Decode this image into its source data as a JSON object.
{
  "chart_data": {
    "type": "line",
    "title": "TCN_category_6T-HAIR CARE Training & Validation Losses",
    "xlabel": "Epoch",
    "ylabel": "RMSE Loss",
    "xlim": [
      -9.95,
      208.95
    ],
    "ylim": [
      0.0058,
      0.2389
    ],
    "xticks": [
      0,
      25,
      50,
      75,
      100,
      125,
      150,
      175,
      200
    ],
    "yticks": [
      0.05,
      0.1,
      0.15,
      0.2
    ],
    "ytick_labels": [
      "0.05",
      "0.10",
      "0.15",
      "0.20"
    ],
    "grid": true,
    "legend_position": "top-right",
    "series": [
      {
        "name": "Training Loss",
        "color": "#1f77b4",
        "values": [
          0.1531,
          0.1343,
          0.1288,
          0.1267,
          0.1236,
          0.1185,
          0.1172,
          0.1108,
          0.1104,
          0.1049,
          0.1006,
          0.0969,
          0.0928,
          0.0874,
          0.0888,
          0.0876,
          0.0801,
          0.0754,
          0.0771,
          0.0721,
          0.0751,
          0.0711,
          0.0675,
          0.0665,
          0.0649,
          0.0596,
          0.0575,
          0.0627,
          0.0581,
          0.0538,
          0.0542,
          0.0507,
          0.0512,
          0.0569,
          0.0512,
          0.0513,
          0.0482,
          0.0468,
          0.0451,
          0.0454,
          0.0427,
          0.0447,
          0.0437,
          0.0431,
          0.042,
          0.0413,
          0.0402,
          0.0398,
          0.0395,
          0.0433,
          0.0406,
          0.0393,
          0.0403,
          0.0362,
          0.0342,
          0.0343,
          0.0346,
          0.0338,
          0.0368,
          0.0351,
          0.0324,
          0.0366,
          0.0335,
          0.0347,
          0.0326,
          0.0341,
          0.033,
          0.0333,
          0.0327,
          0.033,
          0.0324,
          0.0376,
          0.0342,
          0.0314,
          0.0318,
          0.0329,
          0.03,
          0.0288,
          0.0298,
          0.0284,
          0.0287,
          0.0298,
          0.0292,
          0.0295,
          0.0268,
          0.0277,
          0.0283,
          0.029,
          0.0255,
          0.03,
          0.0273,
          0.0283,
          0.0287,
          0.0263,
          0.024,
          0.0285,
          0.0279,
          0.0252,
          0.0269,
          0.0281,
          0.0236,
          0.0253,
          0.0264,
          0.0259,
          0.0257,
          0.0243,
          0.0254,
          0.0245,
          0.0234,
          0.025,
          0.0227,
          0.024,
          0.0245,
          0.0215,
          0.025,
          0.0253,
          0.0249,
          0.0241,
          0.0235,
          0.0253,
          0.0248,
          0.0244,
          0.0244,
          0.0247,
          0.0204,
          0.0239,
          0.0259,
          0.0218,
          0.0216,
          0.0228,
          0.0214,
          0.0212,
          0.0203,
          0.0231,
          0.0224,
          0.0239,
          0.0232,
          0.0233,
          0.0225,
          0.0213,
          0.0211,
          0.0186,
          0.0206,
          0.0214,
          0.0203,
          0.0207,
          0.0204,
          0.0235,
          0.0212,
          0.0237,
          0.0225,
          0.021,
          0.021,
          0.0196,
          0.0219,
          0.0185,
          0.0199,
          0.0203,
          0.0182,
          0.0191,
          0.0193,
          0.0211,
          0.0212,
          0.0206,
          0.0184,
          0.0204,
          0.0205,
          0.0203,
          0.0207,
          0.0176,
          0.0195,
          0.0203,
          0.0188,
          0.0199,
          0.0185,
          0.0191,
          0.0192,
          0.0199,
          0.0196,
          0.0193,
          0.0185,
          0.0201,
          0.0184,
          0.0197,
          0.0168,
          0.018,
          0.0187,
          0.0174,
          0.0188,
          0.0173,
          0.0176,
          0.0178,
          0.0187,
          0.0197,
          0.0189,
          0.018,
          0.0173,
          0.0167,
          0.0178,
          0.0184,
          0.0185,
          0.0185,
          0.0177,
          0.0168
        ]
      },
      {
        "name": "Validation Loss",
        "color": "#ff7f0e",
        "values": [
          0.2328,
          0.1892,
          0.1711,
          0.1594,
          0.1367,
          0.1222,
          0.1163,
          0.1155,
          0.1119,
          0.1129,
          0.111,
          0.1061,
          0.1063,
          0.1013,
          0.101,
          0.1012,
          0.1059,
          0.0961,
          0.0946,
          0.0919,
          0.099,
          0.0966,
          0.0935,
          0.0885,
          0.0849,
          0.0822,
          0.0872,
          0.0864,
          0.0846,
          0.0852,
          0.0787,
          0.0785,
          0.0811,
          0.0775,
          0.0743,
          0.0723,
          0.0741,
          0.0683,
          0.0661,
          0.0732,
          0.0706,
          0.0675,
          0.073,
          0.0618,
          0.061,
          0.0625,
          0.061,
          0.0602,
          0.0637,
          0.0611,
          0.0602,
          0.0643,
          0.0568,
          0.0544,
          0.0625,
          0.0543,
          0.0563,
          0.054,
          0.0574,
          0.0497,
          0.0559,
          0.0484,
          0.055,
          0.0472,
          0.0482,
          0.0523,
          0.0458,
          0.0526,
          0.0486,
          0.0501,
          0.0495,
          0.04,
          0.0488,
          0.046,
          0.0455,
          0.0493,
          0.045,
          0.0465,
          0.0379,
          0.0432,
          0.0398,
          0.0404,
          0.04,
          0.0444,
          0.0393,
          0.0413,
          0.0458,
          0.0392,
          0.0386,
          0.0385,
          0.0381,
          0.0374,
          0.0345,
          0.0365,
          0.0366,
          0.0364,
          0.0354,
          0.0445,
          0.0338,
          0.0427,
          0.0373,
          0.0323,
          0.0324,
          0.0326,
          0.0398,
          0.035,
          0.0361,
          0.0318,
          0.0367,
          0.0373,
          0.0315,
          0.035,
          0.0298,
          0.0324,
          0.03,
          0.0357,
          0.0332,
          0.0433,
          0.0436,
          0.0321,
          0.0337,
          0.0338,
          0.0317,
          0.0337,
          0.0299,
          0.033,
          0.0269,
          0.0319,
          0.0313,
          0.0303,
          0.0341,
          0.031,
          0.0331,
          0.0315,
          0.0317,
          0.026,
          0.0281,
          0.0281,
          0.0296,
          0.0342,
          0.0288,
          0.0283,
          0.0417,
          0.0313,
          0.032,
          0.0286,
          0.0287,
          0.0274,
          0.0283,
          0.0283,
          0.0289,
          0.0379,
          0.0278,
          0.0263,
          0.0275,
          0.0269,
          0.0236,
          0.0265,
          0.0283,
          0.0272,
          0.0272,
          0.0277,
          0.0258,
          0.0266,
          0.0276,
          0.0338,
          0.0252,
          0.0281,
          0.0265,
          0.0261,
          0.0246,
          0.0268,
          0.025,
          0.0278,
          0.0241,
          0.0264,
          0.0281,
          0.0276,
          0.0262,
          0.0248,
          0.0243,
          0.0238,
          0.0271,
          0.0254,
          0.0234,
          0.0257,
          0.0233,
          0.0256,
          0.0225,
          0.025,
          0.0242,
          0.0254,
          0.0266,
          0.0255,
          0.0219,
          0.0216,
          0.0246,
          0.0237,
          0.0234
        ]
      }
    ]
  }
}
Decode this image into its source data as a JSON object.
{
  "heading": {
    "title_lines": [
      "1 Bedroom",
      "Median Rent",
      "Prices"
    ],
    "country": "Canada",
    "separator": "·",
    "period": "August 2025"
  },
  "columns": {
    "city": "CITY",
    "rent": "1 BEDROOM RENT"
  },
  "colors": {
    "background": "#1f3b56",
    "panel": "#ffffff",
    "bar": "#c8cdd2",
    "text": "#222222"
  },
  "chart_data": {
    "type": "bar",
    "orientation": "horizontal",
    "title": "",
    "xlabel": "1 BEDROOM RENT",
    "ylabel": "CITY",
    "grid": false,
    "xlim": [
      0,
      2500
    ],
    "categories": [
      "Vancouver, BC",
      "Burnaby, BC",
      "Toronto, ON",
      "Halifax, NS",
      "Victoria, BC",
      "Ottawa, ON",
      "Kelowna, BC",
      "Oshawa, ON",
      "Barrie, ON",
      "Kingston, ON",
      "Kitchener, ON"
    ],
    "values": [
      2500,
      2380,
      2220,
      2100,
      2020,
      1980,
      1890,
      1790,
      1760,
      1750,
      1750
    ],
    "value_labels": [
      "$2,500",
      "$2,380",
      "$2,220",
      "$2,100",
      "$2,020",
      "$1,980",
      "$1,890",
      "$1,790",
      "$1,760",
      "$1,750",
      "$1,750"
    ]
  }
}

__Written task__. Select all lines in the listing that include the word "Training".

__Completed exercise__.
    "title": "TCN_category_6T-HAIR CARE Training & Validation Losses",
        "name": "Training Loss",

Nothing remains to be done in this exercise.